→ Task statement: Type out every line below exactly as it reads.

□ □ □ □ □

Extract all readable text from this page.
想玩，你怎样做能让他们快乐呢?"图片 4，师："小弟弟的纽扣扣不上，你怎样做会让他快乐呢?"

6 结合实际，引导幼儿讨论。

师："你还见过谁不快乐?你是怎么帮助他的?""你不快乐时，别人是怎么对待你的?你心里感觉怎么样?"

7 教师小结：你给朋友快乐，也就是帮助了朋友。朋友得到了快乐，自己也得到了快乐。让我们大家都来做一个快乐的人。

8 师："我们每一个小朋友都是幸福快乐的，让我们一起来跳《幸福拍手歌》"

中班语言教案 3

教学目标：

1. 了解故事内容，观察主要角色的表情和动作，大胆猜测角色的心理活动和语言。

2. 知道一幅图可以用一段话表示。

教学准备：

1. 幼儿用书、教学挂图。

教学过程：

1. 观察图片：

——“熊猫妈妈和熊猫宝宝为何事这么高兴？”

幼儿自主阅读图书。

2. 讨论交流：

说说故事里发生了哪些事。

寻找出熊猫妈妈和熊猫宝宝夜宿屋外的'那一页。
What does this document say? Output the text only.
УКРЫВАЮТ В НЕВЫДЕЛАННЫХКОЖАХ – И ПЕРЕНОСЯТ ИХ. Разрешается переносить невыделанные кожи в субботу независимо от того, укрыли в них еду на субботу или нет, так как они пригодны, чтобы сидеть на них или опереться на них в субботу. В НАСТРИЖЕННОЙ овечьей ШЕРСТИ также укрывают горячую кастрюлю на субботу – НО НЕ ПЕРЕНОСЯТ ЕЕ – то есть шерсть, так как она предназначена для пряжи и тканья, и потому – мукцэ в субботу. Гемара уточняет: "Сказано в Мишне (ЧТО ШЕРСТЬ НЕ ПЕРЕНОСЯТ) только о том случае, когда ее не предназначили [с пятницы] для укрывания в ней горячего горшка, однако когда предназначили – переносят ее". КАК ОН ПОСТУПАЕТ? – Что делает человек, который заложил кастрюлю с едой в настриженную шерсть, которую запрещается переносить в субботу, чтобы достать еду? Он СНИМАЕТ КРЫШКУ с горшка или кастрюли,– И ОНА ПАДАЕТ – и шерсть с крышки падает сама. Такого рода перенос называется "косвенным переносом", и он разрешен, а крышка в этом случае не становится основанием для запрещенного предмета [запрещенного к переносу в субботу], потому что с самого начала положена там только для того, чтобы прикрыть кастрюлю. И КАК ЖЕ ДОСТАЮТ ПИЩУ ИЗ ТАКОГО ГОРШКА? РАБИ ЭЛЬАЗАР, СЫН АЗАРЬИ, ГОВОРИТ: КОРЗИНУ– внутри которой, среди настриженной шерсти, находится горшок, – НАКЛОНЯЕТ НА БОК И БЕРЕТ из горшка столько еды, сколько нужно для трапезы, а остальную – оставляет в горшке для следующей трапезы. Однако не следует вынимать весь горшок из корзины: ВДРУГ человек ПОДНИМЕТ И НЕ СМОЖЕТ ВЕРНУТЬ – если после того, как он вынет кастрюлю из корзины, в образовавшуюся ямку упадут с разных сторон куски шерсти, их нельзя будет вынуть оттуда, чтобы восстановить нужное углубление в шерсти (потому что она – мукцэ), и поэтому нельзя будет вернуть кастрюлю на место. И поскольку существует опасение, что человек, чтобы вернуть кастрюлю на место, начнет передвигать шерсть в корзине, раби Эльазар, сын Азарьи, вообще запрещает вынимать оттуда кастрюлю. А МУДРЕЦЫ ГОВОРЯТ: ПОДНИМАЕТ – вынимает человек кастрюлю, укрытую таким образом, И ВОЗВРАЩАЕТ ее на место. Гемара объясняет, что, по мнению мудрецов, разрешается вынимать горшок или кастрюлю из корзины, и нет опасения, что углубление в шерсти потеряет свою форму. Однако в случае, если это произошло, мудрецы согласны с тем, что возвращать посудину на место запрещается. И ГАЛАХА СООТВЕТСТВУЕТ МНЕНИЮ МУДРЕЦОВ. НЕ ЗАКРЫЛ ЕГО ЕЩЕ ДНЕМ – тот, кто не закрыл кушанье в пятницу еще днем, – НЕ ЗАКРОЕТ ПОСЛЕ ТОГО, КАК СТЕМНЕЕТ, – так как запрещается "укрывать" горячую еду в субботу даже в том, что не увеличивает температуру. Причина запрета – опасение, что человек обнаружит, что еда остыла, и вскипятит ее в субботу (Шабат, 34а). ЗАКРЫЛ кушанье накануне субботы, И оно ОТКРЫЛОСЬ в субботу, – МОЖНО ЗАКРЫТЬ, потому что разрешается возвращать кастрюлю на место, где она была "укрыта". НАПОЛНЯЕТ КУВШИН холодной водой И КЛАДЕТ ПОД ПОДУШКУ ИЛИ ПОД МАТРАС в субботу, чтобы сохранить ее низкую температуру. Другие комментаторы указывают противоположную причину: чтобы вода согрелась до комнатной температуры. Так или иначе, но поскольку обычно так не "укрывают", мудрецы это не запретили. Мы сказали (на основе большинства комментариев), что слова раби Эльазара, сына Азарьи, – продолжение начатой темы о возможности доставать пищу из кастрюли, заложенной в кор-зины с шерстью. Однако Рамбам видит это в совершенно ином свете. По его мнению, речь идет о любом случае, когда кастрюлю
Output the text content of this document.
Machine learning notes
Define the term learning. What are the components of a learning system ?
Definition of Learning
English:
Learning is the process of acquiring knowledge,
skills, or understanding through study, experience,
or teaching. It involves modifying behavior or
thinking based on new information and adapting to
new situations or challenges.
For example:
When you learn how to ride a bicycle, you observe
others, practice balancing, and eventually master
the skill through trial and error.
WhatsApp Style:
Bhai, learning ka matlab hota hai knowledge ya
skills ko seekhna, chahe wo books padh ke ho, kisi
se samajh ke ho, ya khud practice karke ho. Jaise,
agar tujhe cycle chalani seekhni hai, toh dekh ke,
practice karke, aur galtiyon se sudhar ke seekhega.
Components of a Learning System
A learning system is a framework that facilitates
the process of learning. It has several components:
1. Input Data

□ □ □ □ □

→ Reply:
Extract all readable text from this page.
想玩，你怎样做能让他们快乐呢?"图片 4，师："小弟弟的纽扣扣不上，你怎样做会让他快乐呢?"

6 结合实际，引导幼儿讨论。

师："你还见过谁不快乐?你是怎么帮助他的?""你不快乐时，别人是怎么对待你的?你心里感觉怎么样?"

7 教师小结：你给朋友快乐，也就是帮助了朋友。朋友得到了快乐，自己也得到了快乐。让我们大家都来做一个快乐的人。

8 师："我们每一个小朋友都是幸福快乐的，让我们一起来跳《幸福拍手歌》"

中班语言教案 3

教学目标：

1. 了解故事内容，观察主要角色的表情和动作，大胆猜测角色的心理活动和语言。

2. 知道一幅图可以用一段话表示。

教学准备：

1. 幼儿用书、教学挂图。

教学过程：

1. 观察图片：

——“熊猫妈妈和熊猫宝宝为何事这么高兴？”

幼儿自主阅读图书。

2. 讨论交流：

说说故事里发生了哪些事。

寻找出熊猫妈妈和熊猫宝宝夜宿屋外的'那一页。
What does this document say? Output the text only.
УКРЫВАЮТ В НЕВЫДЕЛАННЫХКОЖАХ – И ПЕРЕНОСЯТ ИХ. Разрешается переносить невыделанные кожи в субботу независимо от того, укрыли в них еду на субботу или нет, так как они пригодны, чтобы сидеть на них или опереться на них в субботу. В НАСТРИЖЕННОЙ овечьей ШЕРСТИ также укрывают горячую кастрюлю на субботу – НО НЕ ПЕРЕНОСЯТ ЕЕ – то есть шерсть, так как она предназначена для пряжи и тканья, и потому – мукцэ в субботу. Гемара уточняет: "Сказано в Мишне (ЧТО ШЕРСТЬ НЕ ПЕРЕНОСЯТ) только о том случае, когда ее не предназначили [с пятницы] для укрывания в ней горячего горшка, однако когда предназначили – переносят ее". КАК ОН ПОСТУПАЕТ? – Что делает человек, который заложил кастрюлю с едой в настриженную шерсть, которую запрещается переносить в субботу, чтобы достать еду? Он СНИМАЕТ КРЫШКУ с горшка или кастрюли,– И ОНА ПАДАЕТ – и шерсть с крышки падает сама. Такого рода перенос называется "косвенным переносом", и он разрешен, а крышка в этом случае не становится основанием для запрещенного предмета [запрещенного к переносу в субботу], потому что с самого начала положена там только для того, чтобы прикрыть кастрюлю. И КАК ЖЕ ДОСТАЮТ ПИЩУ ИЗ ТАКОГО ГОРШКА? РАБИ ЭЛЬАЗАР, СЫН АЗАРЬИ, ГОВОРИТ: КОРЗИНУ– внутри которой, среди настриженной шерсти, находится горшок, – НАКЛОНЯЕТ НА БОК И БЕРЕТ из горшка столько еды, сколько нужно для трапезы, а остальную – оставляет в горшке для следующей трапезы. Однако не следует вынимать весь горшок из корзины: ВДРУГ человек ПОДНИМЕТ И НЕ СМОЖЕТ ВЕРНУТЬ – если после того, как он вынет кастрюлю из корзины, в образовавшуюся ямку упадут с разных сторон куски шерсти, их нельзя будет вынуть оттуда, чтобы восстановить нужное углубление в шерсти (потому что она – мукцэ), и поэтому нельзя будет вернуть кастрюлю на место. И поскольку существует опасение, что человек, чтобы вернуть кастрюлю на место, начнет передвигать шерсть в корзине, раби Эльазар, сын Азарьи, вообще запрещает вынимать оттуда кастрюлю. А МУДРЕЦЫ ГОВОРЯТ: ПОДНИМАЕТ – вынимает человек кастрюлю, укрытую таким образом, И ВОЗВРАЩАЕТ ее на место. Гемара объясняет, что, по мнению мудрецов, разрешается вынимать горшок или кастрюлю из корзины, и нет опасения, что углубление в шерсти потеряет свою форму. Однако в случае, если это произошло, мудрецы согласны с тем, что возвращать посудину на место запрещается. И ГАЛАХА СООТВЕТСТВУЕТ МНЕНИЮ МУДРЕЦОВ. НЕ ЗАКРЫЛ ЕГО ЕЩЕ ДНЕМ – тот, кто не закрыл кушанье в пятницу еще днем, – НЕ ЗАКРОЕТ ПОСЛЕ ТОГО, КАК СТЕМНЕЕТ, – так как запрещается "укрывать" горячую еду в субботу даже в том, что не увеличивает температуру. Причина запрета – опасение, что человек обнаружит, что еда остыла, и вскипятит ее в субботу (Шабат, 34а). ЗАКРЫЛ кушанье накануне субботы, И оно ОТКРЫЛОСЬ в субботу, – МОЖНО ЗАКРЫТЬ, потому что разрешается возвращать кастрюлю на место, где она была "укрыта". НАПОЛНЯЕТ КУВШИН холодной водой И КЛАДЕТ ПОД ПОДУШКУ ИЛИ ПОД МАТРАС в субботу, чтобы сохранить ее низкую температуру. Другие комментаторы указывают противоположную причину: чтобы вода согрелась до комнатной температуры. Так или иначе, но поскольку обычно так не "укрывают", мудрецы это не запретили. Мы сказали (на основе большинства комментариев), что слова раби Эльазара, сына Азарьи, – продолжение начатой темы о возможности доставать пищу из кастрюли, заложенной в кор-зины с шерстью. Однако Рамбам видит это в совершенно ином свете. По его мнению, речь идет о любом случае, когда кастрюлю
Output the text content of this document.
Machine learning notes
Define the term learning. What are the components of a learning system ?
Definition of Learning
English:
Learning is the process of acquiring knowledge,
skills, or understanding through study, experience,
or teaching. It involves modifying behavior or
thinking based on new information and adapting to
new situations or challenges.
For example:
When you learn how to ride a bicycle, you observe
others, practice balancing, and eventually master
the skill through trial and error.
WhatsApp Style:
Bhai, learning ka matlab hota hai knowledge ya
skills ko seekhna, chahe wo books padh ke ho, kisi
se samajh ke ho, ya khud practice karke ho. Jaise,
agar tujhe cycle chalani seekhni hai, toh dekh ke,
practice karke, aur galtiyon se sudhar ke seekhega.
Components of a Learning System
A learning system is a framework that facilitates
the process of learning. It has several components:
1. Input Data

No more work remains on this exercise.